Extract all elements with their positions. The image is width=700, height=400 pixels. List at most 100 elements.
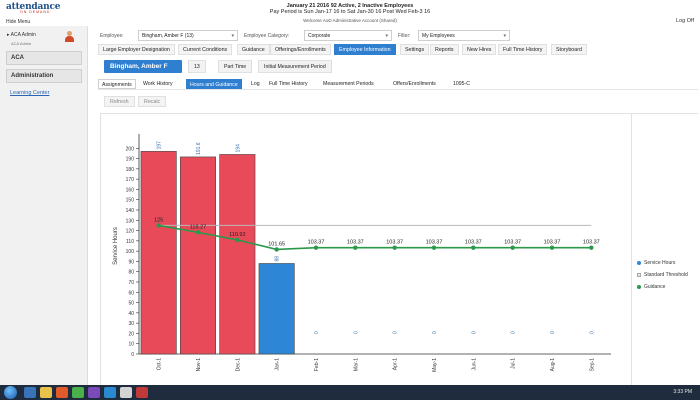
y-tick-label: 0 <box>131 352 134 358</box>
employee-label: Employee: <box>100 33 124 39</box>
sidebar-section-aca[interactable]: ACA <box>6 51 82 65</box>
app-logo[interactable]: attendance ON DEMAND <box>6 3 60 15</box>
app-icon[interactable] <box>88 387 100 398</box>
tab-reports[interactable]: Reports <box>430 44 459 55</box>
guidance-value-label: 103.37 <box>426 240 443 246</box>
guidance-point <box>195 230 201 235</box>
guidance-point <box>156 223 161 228</box>
tab-full-time-history-sub[interactable]: Full Time History <box>269 81 308 87</box>
chart-legend: Service Hours Standard Threshold Guidanc… <box>631 114 699 399</box>
filter-select[interactable]: My Employees ▾ <box>418 30 510 41</box>
refresh-button[interactable]: Refresh <box>104 96 135 107</box>
app-icon[interactable] <box>136 387 148 398</box>
x-tick-label: May-1 <box>432 358 438 372</box>
bar-value-label: 0 <box>511 331 517 334</box>
tab-work-history[interactable]: Work History <box>143 81 173 87</box>
os-taskbar: 3:33 PM <box>0 385 700 400</box>
hide-menu-link[interactable]: Hide Menu <box>6 19 31 25</box>
x-tick-label: Dec-1 <box>235 358 241 372</box>
x-tick-label: Jul-1 <box>511 358 517 369</box>
category-select[interactable]: Corporate ▾ <box>304 30 392 41</box>
tab-hours-and-guidance[interactable]: Hours and Guidance <box>186 79 242 89</box>
welcome-text: Welcome AoD Administrative Account (Shar… <box>303 18 397 23</box>
user-caret-icon: ▸ <box>7 32 11 38</box>
folder-icon[interactable] <box>40 387 52 398</box>
tab-large-employer-designation[interactable]: Large Employer Designation <box>98 44 175 55</box>
status-line-2: Pay Period is Sun Jan-17 16 to Sat Jan-3… <box>269 9 431 15</box>
employee-id: 13 <box>188 60 206 73</box>
legend-guidance[interactable]: Guidance <box>637 284 665 290</box>
employee-summary-bar: Bingham, Amber F 13 Part Time Initial Me… <box>98 60 698 74</box>
avatar-icon <box>64 31 74 42</box>
sidebar-section-administration[interactable]: Administration <box>6 69 82 83</box>
bar-value-label: 0 <box>393 331 399 334</box>
guidance-value-label: 101.65 <box>268 241 285 247</box>
y-tick-label: 80 <box>128 270 134 276</box>
guidance-value-label: 103.37 <box>465 240 482 246</box>
tab-assignments[interactable]: Assignments <box>98 79 136 89</box>
tab-1095-c[interactable]: 1095-C <box>453 81 471 87</box>
guidance-point <box>274 247 279 252</box>
x-tick-label: Oct-1 <box>157 358 163 370</box>
tab-new-hires[interactable]: New Hires <box>462 44 497 55</box>
tab-settings[interactable]: Settings <box>400 44 430 55</box>
employee-select[interactable]: Bingham, Amber F (13) ▾ <box>138 30 238 41</box>
bar-service-hours <box>219 154 256 355</box>
sidebar: ▸ ACA Admin ACA Admin ACA Administration… <box>0 26 88 400</box>
main-tabs: Large Employer Designation Current Condi… <box>98 44 698 56</box>
legend-standard-threshold[interactable]: Standard Threshold <box>637 272 688 278</box>
media-icon[interactable] <box>56 387 68 398</box>
tab-log[interactable]: Log <box>251 81 260 87</box>
x-tick-label: Nov-1 <box>196 358 202 372</box>
bar-value-label: 88 <box>275 256 281 262</box>
filter-select-value: My Employees <box>422 33 455 39</box>
logo-text: attendance <box>6 2 61 12</box>
chevron-down-icon: ▾ <box>503 33 506 39</box>
start-button-icon[interactable] <box>4 386 17 399</box>
employee-status: Part Time <box>218 60 253 73</box>
guidance-point <box>549 245 555 250</box>
x-tick-label: Jan-1 <box>275 358 281 371</box>
x-tick-label: Sep-1 <box>589 358 595 372</box>
tab-measurement-periods[interactable]: Measurement Periods <box>323 81 374 87</box>
tab-storyboard[interactable]: Storyboard <box>551 44 587 55</box>
legend-dot-icon <box>637 260 641 265</box>
y-tick-label: 140 <box>126 208 135 214</box>
guidance-point <box>235 237 240 243</box>
bar-value-label: 191.6 <box>196 142 202 155</box>
logo-subtext: ON DEMAND <box>20 10 51 14</box>
logoff-link[interactable]: Log Off <box>676 18 694 24</box>
bar-value-label: 0 <box>432 331 438 334</box>
bar-value-label: 0 <box>353 331 359 334</box>
outlook-icon[interactable] <box>104 387 116 398</box>
guidance-point <box>589 245 594 250</box>
chrome-icon[interactable] <box>72 387 84 398</box>
tab-guidance[interactable]: Guidance <box>237 44 270 55</box>
employee-select-value: Bingham, Amber F (13) <box>142 33 194 39</box>
guidance-value-label: 103.37 <box>308 240 325 246</box>
learning-center-link[interactable]: Learning Center <box>10 90 50 96</box>
tab-current-conditions[interactable]: Current Conditions <box>178 44 233 55</box>
ie-icon[interactable] <box>24 387 36 398</box>
tab-employee-information[interactable]: Employee Information <box>334 44 396 55</box>
sub-tabs: Assignments Work History Hours and Guida… <box>98 79 698 90</box>
y-tick-label: 10 <box>128 342 134 348</box>
y-tick-label: 170 <box>126 177 135 183</box>
tab-offerings-enrollments[interactable]: Offerings/Enrollments <box>270 44 331 55</box>
guidance-point <box>471 245 476 250</box>
bar-value-label: 194 <box>235 144 241 153</box>
tab-offers-enrollments[interactable]: Offers/Enrollments <box>393 81 436 87</box>
guidance-value-label: 118.27 <box>190 224 206 230</box>
legend-dot-icon <box>637 284 641 289</box>
y-tick-label: 200 <box>126 146 135 152</box>
bar-service-hours <box>140 151 177 355</box>
legend-service-hours-label: Service Hours <box>644 260 676 266</box>
app-icon[interactable] <box>120 387 132 398</box>
x-tick-label: Jun-1 <box>471 358 477 371</box>
recalc-button[interactable]: Recalc <box>138 96 167 107</box>
legend-service-hours[interactable]: Service Hours <box>637 260 675 266</box>
guidance-value-label: 103.37 <box>583 240 600 246</box>
user-menu[interactable]: ▸ ACA Admin <box>7 32 36 38</box>
x-tick-label: Feb-1 <box>314 358 320 371</box>
tab-full-time-history[interactable]: Full Time History <box>498 44 548 55</box>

◆ ◆ ◆ ◆ ◆ ◆ ◆

Task to carry out: Could you revise the entries above so that each "Full Time History" reads "Full-Time History", change nothing else, and return them with the pictures left out?

Exercise answer:
Extract all elements with their positions. The image is width=700, height=400 pixels. List at most 100 elements.
y-tick-label: 0 <box>131 352 134 358</box>
employee-label: Employee: <box>100 33 124 39</box>
sidebar-section-aca[interactable]: ACA <box>6 51 82 65</box>
app-logo[interactable]: attendance ON DEMAND <box>6 3 60 15</box>
app-icon[interactable] <box>88 387 100 398</box>
tab-reports[interactable]: Reports <box>430 44 459 55</box>
guidance-value-label: 103.37 <box>426 240 443 246</box>
guidance-point <box>195 230 201 235</box>
guidance-point <box>156 223 161 228</box>
tab-full-time-history-sub[interactable]: Full-Time History <box>269 81 308 87</box>
chart-legend: Service Hours Standard Threshold Guidanc… <box>631 114 699 399</box>
filter-select[interactable]: My Employees ▾ <box>418 30 510 41</box>
refresh-button[interactable]: Refresh <box>104 96 135 107</box>
app-icon[interactable] <box>136 387 148 398</box>
x-tick-label: May-1 <box>432 358 438 372</box>
bar-value-label: 0 <box>511 331 517 334</box>
tab-work-history[interactable]: Work History <box>143 81 173 87</box>
os-taskbar: 3:33 PM <box>0 385 700 400</box>
hide-menu-link[interactable]: Hide Menu <box>6 19 31 25</box>
x-tick-label: Dec-1 <box>235 358 241 372</box>
x-tick-label: Jul-1 <box>511 358 517 369</box>
category-select[interactable]: Corporate ▾ <box>304 30 392 41</box>
tab-hours-and-guidance[interactable]: Hours and Guidance <box>186 79 242 89</box>
welcome-text: Welcome AoD Administrative Account (Shar… <box>303 18 397 23</box>
user-caret-icon: ▸ <box>7 32 11 38</box>
folder-icon[interactable] <box>40 387 52 398</box>
tab-large-employer-designation[interactable]: Large Employer Designation <box>98 44 175 55</box>
status-line-2: Pay Period is Sun Jan-17 16 to Sat Jan-3… <box>269 9 431 15</box>
employee-id: 13 <box>188 60 206 73</box>
legend-guidance[interactable]: Guidance <box>637 284 665 290</box>
employee-summary-bar: Bingham, Amber F 13 Part Time Initial Me… <box>98 60 698 74</box>
avatar-icon <box>64 31 74 42</box>
sidebar-section-administration[interactable]: Administration <box>6 69 82 83</box>
bar-value-label: 0 <box>393 331 399 334</box>
guidance-value-label: 101.65 <box>268 241 285 247</box>
y-tick-label: 80 <box>128 270 134 276</box>
guidance-value-label: 103.37 <box>465 240 482 246</box>
tab-assignments[interactable]: Assignments <box>98 79 136 89</box>
tab-1095-c[interactable]: 1095-C <box>453 81 471 87</box>
guidance-point <box>274 247 279 252</box>
x-tick-label: Oct-1 <box>157 358 163 370</box>
tab-new-hires[interactable]: New Hires <box>462 44 497 55</box>
tab-settings[interactable]: Settings <box>400 44 430 55</box>
employee-select[interactable]: Bingham, Amber F (13) ▾ <box>138 30 238 41</box>
bar-service-hours <box>219 154 256 355</box>
sidebar: ▸ ACA Admin ACA Admin ACA Administration… <box>0 26 88 400</box>
main-tabs: Large Employer Designation Current Condi… <box>98 44 698 56</box>
legend-standard-threshold[interactable]: Standard Threshold <box>637 272 688 278</box>
media-icon[interactable] <box>56 387 68 398</box>
tab-log[interactable]: Log <box>251 81 260 87</box>
x-tick-label: Nov-1 <box>196 358 202 372</box>
bar-value-label: 88 <box>275 256 281 262</box>
filter-select-value: My Employees <box>422 33 455 39</box>
logo-text: attendance <box>6 2 61 12</box>
chevron-down-icon: ▾ <box>503 33 506 39</box>
start-button-icon[interactable] <box>4 386 17 399</box>
employee-status: Part Time <box>218 60 253 73</box>
guidance-point <box>549 245 555 250</box>
x-tick-label: Jan-1 <box>275 358 281 371</box>
x-tick-label: Sep-1 <box>589 358 595 372</box>
tab-measurement-periods[interactable]: Measurement Periods <box>323 81 374 87</box>
tab-storyboard[interactable]: Storyboard <box>551 44 587 55</box>
legend-dot-icon <box>637 260 641 265</box>
y-tick-label: 140 <box>126 208 135 214</box>
guidance-point <box>235 237 240 243</box>
bar-value-label: 191.6 <box>196 142 202 155</box>
logo-subtext: ON DEMAND <box>20 10 51 14</box>
logoff-link[interactable]: Log Off <box>676 18 694 24</box>
bar-value-label: 0 <box>432 331 438 334</box>
bar-value-label: 0 <box>353 331 359 334</box>
outlook-icon[interactable] <box>104 387 116 398</box>
guidance-point <box>589 245 594 250</box>
chrome-icon[interactable] <box>72 387 84 398</box>
tab-guidance[interactable]: Guidance <box>237 44 270 55</box>
employee-select-value: Bingham, Amber F (13) <box>142 33 194 39</box>
guidance-value-label: 103.37 <box>308 240 325 246</box>
learning-center-link[interactable]: Learning Center <box>10 90 50 96</box>
tab-current-conditions[interactable]: Current Conditions <box>178 44 233 55</box>
ie-icon[interactable] <box>24 387 36 398</box>
tab-employee-information[interactable]: Employee Information <box>334 44 396 55</box>
sub-tabs: Assignments Work History Hours and Guida… <box>98 79 698 90</box>
y-tick-label: 10 <box>128 342 134 348</box>
y-tick-label: 170 <box>126 177 135 183</box>
tab-offerings-enrollments[interactable]: Offerings/Enrollments <box>270 44 331 55</box>
guidance-point <box>471 245 476 250</box>
bar-value-label: 194 <box>235 144 241 153</box>
tab-offers-enrollments[interactable]: Offers/Enrollments <box>393 81 436 87</box>
guidance-value-label: 118.27 <box>190 224 206 230</box>
legend-dot-icon <box>637 284 641 289</box>
y-tick-label: 200 <box>126 146 135 152</box>
bar-service-hours <box>140 151 177 355</box>
legend-service-hours-label: Service Hours <box>644 260 676 266</box>
app-icon[interactable] <box>120 387 132 398</box>
x-tick-label: Jun-1 <box>471 358 477 371</box>
recalc-button[interactable]: Recalc <box>138 96 167 107</box>
legend-service-hours[interactable]: Service Hours <box>637 260 675 266</box>
guidance-value-label: 103.37 <box>583 240 600 246</box>
user-menu[interactable]: ▸ ACA Admin <box>7 32 36 38</box>
x-tick-label: Feb-1 <box>314 358 320 371</box>
tab-full-time-history[interactable]: Full-Time History <box>498 44 548 55</box>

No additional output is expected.